→ **Source data**:
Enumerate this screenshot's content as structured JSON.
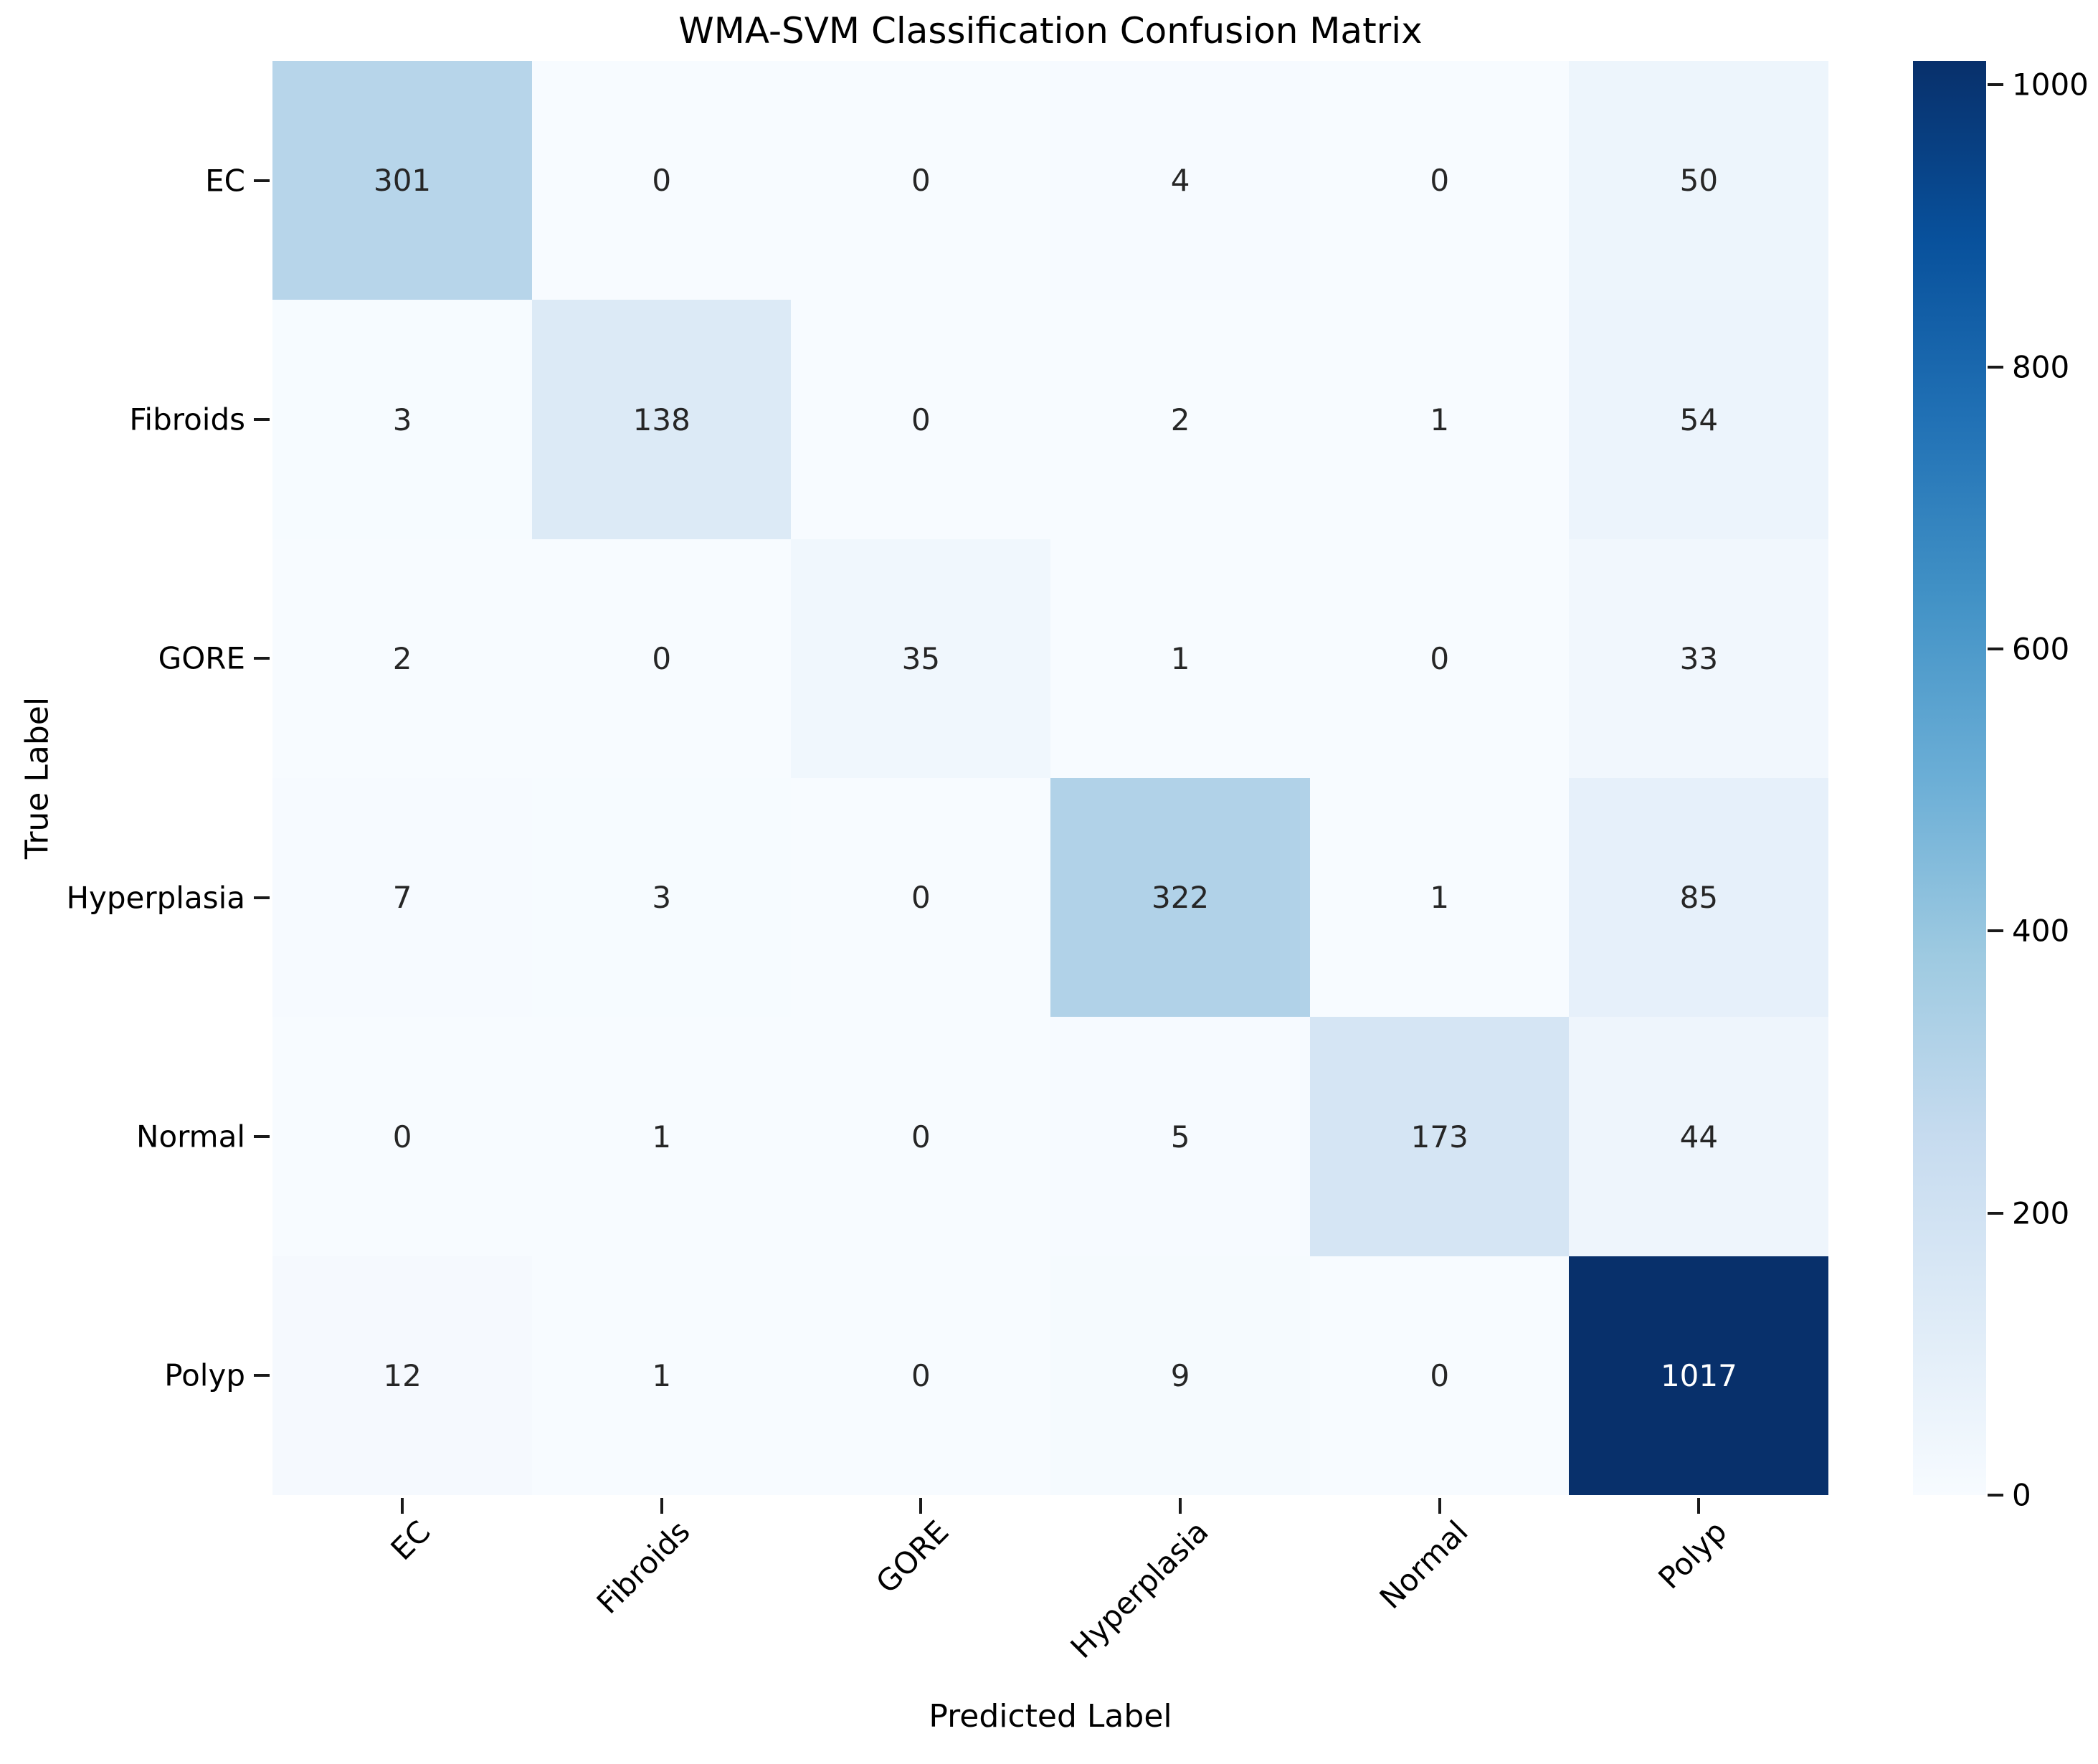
{
  "chart_data": {
    "type": "heatmap",
    "title": "WMA-SVM Classification Confusion Matrix",
    "xlabel": "Predicted Label",
    "ylabel": "True Label",
    "x_tick_labels": [
      "EC",
      "Fibroids",
      "GORE",
      "Hyperplasia",
      "Normal",
      "Polyp"
    ],
    "y_tick_labels": [
      "EC",
      "Fibroids",
      "GORE",
      "Hyperplasia",
      "Normal",
      "Polyp"
    ],
    "matrix": [
      [
        301,
        0,
        0,
        4,
        0,
        50
      ],
      [
        3,
        138,
        0,
        2,
        1,
        54
      ],
      [
        2,
        0,
        35,
        1,
        0,
        33
      ],
      [
        7,
        3,
        0,
        322,
        1,
        85
      ],
      [
        0,
        1,
        0,
        5,
        173,
        44
      ],
      [
        12,
        1,
        0,
        9,
        0,
        1017
      ]
    ],
    "vmin": 0,
    "vmax": 1017,
    "colormap": {
      "name": "Blues",
      "anchors": [
        "#f7fbff",
        "#deebf7",
        "#c6dbef",
        "#9ecae1",
        "#6baed6",
        "#4292c6",
        "#2171b5",
        "#08519c",
        "#08306b"
      ]
    },
    "colorbar_ticks": [
      0,
      200,
      400,
      600,
      800,
      1000
    ],
    "annotation_colors": {
      "dark": "#262626",
      "light": "#ffffff"
    },
    "grid": false,
    "legend_position": "right",
    "x_tick_rotation_deg": 45
  }
}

→ **Exercise task**:
A faithful copy of the records above is needed, with the pictures left out.

→ **Problem solution**:
Enumerate this screenshot's content as structured JSON.
{
  "chart_data": {
    "type": "heatmap",
    "title": "WMA-SVM Classification Confusion Matrix",
    "xlabel": "Predicted Label",
    "ylabel": "True Label",
    "x_tick_labels": [
      "EC",
      "Fibroids",
      "GORE",
      "Hyperplasia",
      "Normal",
      "Polyp"
    ],
    "y_tick_labels": [
      "EC",
      "Fibroids",
      "GORE",
      "Hyperplasia",
      "Normal",
      "Polyp"
    ],
    "matrix": [
      [
        301,
        0,
        0,
        4,
        0,
        50
      ],
      [
        3,
        138,
        0,
        2,
        1,
        54
      ],
      [
        2,
        0,
        35,
        1,
        0,
        33
      ],
      [
        7,
        3,
        0,
        322,
        1,
        85
      ],
      [
        0,
        1,
        0,
        5,
        173,
        44
      ],
      [
        12,
        1,
        0,
        9,
        0,
        1017
      ]
    ],
    "vmin": 0,
    "vmax": 1017,
    "colormap": {
      "name": "Blues",
      "anchors": [
        "#f7fbff",
        "#deebf7",
        "#c6dbef",
        "#9ecae1",
        "#6baed6",
        "#4292c6",
        "#2171b5",
        "#08519c",
        "#08306b"
      ]
    },
    "colorbar_ticks": [
      0,
      200,
      400,
      600,
      800,
      1000
    ],
    "annotation_colors": {
      "dark": "#262626",
      "light": "#ffffff"
    },
    "grid": false,
    "legend_position": "right",
    "x_tick_rotation_deg": 45
  }
}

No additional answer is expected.